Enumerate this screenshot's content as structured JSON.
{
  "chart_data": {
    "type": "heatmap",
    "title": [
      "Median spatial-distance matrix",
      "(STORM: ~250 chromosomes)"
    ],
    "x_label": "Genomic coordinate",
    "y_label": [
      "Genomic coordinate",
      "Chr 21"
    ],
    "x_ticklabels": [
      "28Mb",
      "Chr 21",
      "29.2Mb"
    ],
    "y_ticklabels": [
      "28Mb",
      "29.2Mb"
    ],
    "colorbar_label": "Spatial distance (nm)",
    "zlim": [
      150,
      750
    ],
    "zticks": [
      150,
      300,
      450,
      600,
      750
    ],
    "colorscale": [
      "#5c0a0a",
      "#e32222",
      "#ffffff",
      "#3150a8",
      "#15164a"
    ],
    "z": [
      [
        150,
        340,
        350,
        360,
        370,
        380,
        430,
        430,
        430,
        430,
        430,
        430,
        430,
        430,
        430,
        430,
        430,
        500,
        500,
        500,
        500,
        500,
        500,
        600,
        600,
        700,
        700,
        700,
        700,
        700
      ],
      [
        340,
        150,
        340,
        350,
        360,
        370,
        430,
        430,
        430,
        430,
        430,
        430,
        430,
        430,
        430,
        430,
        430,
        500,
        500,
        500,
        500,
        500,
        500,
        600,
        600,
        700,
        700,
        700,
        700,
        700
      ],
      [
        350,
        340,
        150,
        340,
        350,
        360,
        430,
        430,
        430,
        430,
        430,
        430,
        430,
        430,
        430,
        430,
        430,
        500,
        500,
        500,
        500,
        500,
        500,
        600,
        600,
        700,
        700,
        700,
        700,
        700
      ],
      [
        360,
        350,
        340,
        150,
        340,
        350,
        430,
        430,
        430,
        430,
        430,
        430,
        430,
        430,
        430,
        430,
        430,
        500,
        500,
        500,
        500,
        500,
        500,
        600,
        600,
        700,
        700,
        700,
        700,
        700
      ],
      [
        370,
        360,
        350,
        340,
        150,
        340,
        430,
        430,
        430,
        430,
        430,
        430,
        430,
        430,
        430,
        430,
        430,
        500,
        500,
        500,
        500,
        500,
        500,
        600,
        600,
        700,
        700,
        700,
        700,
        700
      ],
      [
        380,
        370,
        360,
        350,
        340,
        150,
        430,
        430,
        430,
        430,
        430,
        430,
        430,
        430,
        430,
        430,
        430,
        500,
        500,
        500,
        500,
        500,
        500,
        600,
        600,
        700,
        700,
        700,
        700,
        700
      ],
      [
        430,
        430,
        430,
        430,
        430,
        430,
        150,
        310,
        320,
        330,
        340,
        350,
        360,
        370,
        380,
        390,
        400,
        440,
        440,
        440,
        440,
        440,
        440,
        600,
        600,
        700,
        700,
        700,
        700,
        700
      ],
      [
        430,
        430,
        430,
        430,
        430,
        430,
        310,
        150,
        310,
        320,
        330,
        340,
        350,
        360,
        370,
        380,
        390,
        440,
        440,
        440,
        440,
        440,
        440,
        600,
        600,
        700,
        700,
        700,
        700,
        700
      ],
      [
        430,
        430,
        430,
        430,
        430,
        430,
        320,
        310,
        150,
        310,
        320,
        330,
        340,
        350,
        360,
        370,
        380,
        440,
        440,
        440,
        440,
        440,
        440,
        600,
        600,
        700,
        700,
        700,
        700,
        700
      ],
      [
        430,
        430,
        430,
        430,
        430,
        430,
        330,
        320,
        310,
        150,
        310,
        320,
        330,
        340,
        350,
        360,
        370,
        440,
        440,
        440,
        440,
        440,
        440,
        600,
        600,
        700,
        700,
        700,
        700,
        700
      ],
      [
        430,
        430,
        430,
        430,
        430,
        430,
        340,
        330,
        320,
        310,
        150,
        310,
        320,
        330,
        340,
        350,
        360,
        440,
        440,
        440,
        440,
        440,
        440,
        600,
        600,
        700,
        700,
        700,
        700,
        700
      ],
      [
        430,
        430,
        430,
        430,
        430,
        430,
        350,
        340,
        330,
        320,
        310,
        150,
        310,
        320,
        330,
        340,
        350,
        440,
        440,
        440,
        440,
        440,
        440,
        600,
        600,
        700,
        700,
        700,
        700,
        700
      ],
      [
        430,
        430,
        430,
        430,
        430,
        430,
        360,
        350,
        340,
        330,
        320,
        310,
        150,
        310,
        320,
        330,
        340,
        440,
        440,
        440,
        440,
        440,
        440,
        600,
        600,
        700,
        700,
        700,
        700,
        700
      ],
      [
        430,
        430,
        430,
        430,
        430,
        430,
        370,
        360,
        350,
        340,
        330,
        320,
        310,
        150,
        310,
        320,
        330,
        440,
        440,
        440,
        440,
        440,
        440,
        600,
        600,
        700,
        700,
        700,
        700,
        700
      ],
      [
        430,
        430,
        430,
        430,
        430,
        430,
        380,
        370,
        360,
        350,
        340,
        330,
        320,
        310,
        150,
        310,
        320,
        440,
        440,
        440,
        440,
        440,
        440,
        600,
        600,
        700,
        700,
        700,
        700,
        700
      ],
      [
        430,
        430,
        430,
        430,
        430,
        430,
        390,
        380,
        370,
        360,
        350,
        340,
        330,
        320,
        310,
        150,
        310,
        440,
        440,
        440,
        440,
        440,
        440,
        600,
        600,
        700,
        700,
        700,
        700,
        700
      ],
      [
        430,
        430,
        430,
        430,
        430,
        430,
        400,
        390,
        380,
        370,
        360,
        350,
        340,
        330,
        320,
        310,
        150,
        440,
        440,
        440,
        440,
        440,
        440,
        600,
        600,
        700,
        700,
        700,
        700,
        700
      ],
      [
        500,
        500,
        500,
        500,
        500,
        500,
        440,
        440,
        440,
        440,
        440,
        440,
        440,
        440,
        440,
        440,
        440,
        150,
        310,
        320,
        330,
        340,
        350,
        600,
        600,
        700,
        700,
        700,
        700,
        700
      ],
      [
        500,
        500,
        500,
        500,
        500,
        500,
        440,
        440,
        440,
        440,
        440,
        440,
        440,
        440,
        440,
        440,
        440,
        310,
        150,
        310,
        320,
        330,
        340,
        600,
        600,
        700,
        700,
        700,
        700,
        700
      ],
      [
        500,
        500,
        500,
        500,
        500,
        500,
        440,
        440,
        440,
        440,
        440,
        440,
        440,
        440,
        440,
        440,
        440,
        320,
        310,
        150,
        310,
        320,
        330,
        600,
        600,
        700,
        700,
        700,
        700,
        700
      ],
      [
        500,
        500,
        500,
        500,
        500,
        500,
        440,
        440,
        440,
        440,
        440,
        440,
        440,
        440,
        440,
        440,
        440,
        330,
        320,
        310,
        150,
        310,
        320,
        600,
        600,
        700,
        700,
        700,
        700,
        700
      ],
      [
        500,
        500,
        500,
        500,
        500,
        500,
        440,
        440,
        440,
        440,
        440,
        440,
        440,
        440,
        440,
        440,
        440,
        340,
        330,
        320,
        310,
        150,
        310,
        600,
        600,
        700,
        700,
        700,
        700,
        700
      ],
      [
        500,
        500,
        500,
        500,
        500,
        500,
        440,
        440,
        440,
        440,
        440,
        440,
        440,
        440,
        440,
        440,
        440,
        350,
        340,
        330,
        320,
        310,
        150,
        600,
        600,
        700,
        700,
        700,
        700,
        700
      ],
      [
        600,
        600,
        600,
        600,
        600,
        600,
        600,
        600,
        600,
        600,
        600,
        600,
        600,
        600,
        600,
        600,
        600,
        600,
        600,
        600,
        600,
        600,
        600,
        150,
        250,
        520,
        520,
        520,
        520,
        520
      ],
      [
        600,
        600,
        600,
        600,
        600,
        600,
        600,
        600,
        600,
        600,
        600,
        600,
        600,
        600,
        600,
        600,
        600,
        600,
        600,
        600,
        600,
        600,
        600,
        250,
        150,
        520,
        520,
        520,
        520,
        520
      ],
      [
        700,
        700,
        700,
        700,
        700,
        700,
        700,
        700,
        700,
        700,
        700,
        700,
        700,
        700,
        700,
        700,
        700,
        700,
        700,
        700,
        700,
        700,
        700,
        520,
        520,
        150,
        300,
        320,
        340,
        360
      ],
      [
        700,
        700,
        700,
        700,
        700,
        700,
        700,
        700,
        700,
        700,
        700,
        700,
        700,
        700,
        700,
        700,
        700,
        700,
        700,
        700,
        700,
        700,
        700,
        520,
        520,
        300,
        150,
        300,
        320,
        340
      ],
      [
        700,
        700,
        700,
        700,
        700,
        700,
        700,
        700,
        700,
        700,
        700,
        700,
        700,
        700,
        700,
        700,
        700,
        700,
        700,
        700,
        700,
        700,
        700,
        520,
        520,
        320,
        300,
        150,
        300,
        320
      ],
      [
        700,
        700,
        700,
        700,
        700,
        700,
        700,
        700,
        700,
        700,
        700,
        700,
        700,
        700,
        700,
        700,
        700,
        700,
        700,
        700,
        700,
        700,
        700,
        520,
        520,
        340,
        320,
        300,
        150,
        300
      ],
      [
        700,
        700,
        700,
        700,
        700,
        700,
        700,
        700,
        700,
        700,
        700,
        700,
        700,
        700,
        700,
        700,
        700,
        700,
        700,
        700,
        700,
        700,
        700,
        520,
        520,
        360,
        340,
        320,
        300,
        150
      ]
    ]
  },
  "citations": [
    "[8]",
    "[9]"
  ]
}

#### Work request:
Report every line containing the string "distance" in the material.

#### Answer to this exercise:
      "Median spatial-distance matrix",
    "colorbar_label": "Spatial distance (nm)",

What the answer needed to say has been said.